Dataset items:
╔══
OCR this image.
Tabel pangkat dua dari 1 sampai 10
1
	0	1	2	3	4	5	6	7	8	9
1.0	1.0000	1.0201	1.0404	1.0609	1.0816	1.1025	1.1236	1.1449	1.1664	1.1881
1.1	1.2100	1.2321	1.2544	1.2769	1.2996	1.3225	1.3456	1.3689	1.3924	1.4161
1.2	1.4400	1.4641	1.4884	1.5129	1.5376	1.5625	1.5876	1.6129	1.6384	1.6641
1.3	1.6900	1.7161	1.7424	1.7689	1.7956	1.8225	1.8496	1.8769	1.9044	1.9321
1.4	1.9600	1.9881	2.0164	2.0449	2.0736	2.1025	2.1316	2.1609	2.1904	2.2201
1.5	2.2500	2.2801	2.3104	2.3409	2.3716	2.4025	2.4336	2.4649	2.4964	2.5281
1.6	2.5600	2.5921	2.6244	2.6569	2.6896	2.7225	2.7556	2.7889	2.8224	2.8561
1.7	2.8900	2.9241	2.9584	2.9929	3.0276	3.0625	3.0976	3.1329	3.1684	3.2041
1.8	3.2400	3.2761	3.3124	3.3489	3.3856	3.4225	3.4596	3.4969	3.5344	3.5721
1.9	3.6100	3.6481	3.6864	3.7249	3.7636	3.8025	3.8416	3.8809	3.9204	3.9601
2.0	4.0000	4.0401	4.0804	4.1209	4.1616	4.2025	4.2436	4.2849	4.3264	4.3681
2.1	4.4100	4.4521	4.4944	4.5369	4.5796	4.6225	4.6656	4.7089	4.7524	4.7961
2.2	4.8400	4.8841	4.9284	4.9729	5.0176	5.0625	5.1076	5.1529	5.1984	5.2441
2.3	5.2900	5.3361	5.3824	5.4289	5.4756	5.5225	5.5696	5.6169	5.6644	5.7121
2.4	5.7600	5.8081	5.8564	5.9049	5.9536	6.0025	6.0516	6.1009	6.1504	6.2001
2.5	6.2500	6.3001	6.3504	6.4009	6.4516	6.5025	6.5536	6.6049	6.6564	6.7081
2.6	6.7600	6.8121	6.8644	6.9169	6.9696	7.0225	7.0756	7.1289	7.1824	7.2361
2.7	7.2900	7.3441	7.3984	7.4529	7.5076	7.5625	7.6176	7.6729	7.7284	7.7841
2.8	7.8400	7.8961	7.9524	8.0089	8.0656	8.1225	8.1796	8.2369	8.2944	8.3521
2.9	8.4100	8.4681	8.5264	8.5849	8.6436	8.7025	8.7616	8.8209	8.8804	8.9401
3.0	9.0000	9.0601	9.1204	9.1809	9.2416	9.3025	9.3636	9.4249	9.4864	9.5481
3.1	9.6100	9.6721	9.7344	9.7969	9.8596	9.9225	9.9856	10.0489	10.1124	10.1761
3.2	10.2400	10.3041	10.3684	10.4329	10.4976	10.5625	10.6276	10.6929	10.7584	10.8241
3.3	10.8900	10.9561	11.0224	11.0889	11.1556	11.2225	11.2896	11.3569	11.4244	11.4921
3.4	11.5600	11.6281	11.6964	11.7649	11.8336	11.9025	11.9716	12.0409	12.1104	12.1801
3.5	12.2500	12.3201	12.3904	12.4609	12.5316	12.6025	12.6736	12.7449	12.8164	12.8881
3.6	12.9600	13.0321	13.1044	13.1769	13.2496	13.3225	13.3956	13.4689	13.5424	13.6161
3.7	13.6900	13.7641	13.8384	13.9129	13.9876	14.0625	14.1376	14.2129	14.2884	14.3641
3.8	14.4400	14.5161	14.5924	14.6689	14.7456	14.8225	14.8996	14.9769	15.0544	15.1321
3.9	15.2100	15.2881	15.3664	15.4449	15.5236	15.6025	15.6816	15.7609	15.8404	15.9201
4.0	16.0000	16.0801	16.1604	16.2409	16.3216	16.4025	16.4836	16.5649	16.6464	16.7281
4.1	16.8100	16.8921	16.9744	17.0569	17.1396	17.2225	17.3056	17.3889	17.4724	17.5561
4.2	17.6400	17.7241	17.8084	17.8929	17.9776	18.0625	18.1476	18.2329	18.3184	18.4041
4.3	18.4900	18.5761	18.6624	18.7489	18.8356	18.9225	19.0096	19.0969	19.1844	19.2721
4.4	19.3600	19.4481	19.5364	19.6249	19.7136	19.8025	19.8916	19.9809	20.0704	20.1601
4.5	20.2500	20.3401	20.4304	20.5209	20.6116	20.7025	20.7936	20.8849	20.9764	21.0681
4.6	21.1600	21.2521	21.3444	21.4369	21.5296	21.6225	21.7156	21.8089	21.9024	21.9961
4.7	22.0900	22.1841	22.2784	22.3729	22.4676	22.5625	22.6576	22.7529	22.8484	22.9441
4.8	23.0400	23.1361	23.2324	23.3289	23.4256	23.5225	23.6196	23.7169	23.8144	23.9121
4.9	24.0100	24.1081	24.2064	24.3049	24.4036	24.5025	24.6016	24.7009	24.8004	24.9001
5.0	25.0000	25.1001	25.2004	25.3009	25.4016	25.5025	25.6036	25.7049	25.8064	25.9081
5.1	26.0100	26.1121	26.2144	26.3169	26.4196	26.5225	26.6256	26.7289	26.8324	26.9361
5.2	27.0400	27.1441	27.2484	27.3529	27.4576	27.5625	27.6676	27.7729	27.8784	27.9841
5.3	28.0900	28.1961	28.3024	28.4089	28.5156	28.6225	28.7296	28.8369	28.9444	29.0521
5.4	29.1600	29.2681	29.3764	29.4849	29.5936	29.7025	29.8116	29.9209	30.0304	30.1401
╚══
• PROBLEM REQUIREMENTS:
Give the records above again, word for word.

• FULL SOLUTION:
OCR this image.
Tabel pangkat dua dari 1 sampai 10
1
	0	1	2	3	4	5	6	7	8	9
1.0	1.0000	1.0201	1.0404	1.0609	1.0816	1.1025	1.1236	1.1449	1.1664	1.1881
1.1	1.2100	1.2321	1.2544	1.2769	1.2996	1.3225	1.3456	1.3689	1.3924	1.4161
1.2	1.4400	1.4641	1.4884	1.5129	1.5376	1.5625	1.5876	1.6129	1.6384	1.6641
1.3	1.6900	1.7161	1.7424	1.7689	1.7956	1.8225	1.8496	1.8769	1.9044	1.9321
1.4	1.9600	1.9881	2.0164	2.0449	2.0736	2.1025	2.1316	2.1609	2.1904	2.2201
1.5	2.2500	2.2801	2.3104	2.3409	2.3716	2.4025	2.4336	2.4649	2.4964	2.5281
1.6	2.5600	2.5921	2.6244	2.6569	2.6896	2.7225	2.7556	2.7889	2.8224	2.8561
1.7	2.8900	2.9241	2.9584	2.9929	3.0276	3.0625	3.0976	3.1329	3.1684	3.2041
1.8	3.2400	3.2761	3.3124	3.3489	3.3856	3.4225	3.4596	3.4969	3.5344	3.5721
1.9	3.6100	3.6481	3.6864	3.7249	3.7636	3.8025	3.8416	3.8809	3.9204	3.9601
2.0	4.0000	4.0401	4.0804	4.1209	4.1616	4.2025	4.2436	4.2849	4.3264	4.3681
2.1	4.4100	4.4521	4.4944	4.5369	4.5796	4.6225	4.6656	4.7089	4.7524	4.7961
2.2	4.8400	4.8841	4.9284	4.9729	5.0176	5.0625	5.1076	5.1529	5.1984	5.2441
2.3	5.2900	5.3361	5.3824	5.4289	5.4756	5.5225	5.5696	5.6169	5.6644	5.7121
2.4	5.7600	5.8081	5.8564	5.9049	5.9536	6.0025	6.0516	6.1009	6.1504	6.2001
2.5	6.2500	6.3001	6.3504	6.4009	6.4516	6.5025	6.5536	6.6049	6.6564	6.7081
2.6	6.7600	6.8121	6.8644	6.9169	6.9696	7.0225	7.0756	7.1289	7.1824	7.2361
2.7	7.2900	7.3441	7.3984	7.4529	7.5076	7.5625	7.6176	7.6729	7.7284	7.7841
2.8	7.8400	7.8961	7.9524	8.0089	8.0656	8.1225	8.1796	8.2369	8.2944	8.3521
2.9	8.4100	8.4681	8.5264	8.5849	8.6436	8.7025	8.7616	8.8209	8.8804	8.9401
3.0	9.0000	9.0601	9.1204	9.1809	9.2416	9.3025	9.3636	9.4249	9.4864	9.5481
3.1	9.6100	9.6721	9.7344	9.7969	9.8596	9.9225	9.9856	10.0489	10.1124	10.1761
3.2	10.2400	10.3041	10.3684	10.4329	10.4976	10.5625	10.6276	10.6929	10.7584	10.8241
3.3	10.8900	10.9561	11.0224	11.0889	11.1556	11.2225	11.2896	11.3569	11.4244	11.4921
3.4	11.5600	11.6281	11.6964	11.7649	11.8336	11.9025	11.9716	12.0409	12.1104	12.1801
3.5	12.2500	12.3201	12.3904	12.4609	12.5316	12.6025	12.6736	12.7449	12.8164	12.8881
3.6	12.9600	13.0321	13.1044	13.1769	13.2496	13.3225	13.3956	13.4689	13.5424	13.6161
3.7	13.6900	13.7641	13.8384	13.9129	13.9876	14.0625	14.1376	14.2129	14.2884	14.3641
3.8	14.4400	14.5161	14.5924	14.6689	14.7456	14.8225	14.8996	14.9769	15.0544	15.1321
3.9	15.2100	15.2881	15.3664	15.4449	15.5236	15.6025	15.6816	15.7609	15.8404	15.9201
4.0	16.0000	16.0801	16.1604	16.2409	16.3216	16.4025	16.4836	16.5649	16.6464	16.7281
4.1	16.8100	16.8921	16.9744	17.0569	17.1396	17.2225	17.3056	17.3889	17.4724	17.5561
4.2	17.6400	17.7241	17.8084	17.8929	17.9776	18.0625	18.1476	18.2329	18.3184	18.4041
4.3	18.4900	18.5761	18.6624	18.7489	18.8356	18.9225	19.0096	19.0969	19.1844	19.2721
4.4	19.3600	19.4481	19.5364	19.6249	19.7136	19.8025	19.8916	19.9809	20.0704	20.1601
4.5	20.2500	20.3401	20.4304	20.5209	20.6116	20.7025	20.7936	20.8849	20.9764	21.0681
4.6	21.1600	21.2521	21.3444	21.4369	21.5296	21.6225	21.7156	21.8089	21.9024	21.9961
4.7	22.0900	22.1841	22.2784	22.3729	22.4676	22.5625	22.6576	22.7529	22.8484	22.9441
4.8	23.0400	23.1361	23.2324	23.3289	23.4256	23.5225	23.6196	23.7169	23.8144	23.9121
4.9	24.0100	24.1081	24.2064	24.3049	24.4036	24.5025	24.6016	24.7009	24.8004	24.9001
5.0	25.0000	25.1001	25.2004	25.3009	25.4016	25.5025	25.6036	25.7049	25.8064	25.9081
5.1	26.0100	26.1121	26.2144	26.3169	26.4196	26.5225	26.6256	26.7289	26.8324	26.9361
5.2	27.0400	27.1441	27.2484	27.3529	27.4576	27.5625	27.6676	27.7729	27.8784	27.9841
5.3	28.0900	28.1961	28.3024	28.4089	28.5156	28.6225	28.7296	28.8369	28.9444	29.0521
5.4	29.1600	29.2681	29.3764	29.4849	29.5936	29.7025	29.8116	29.9209	30.0304	30.1401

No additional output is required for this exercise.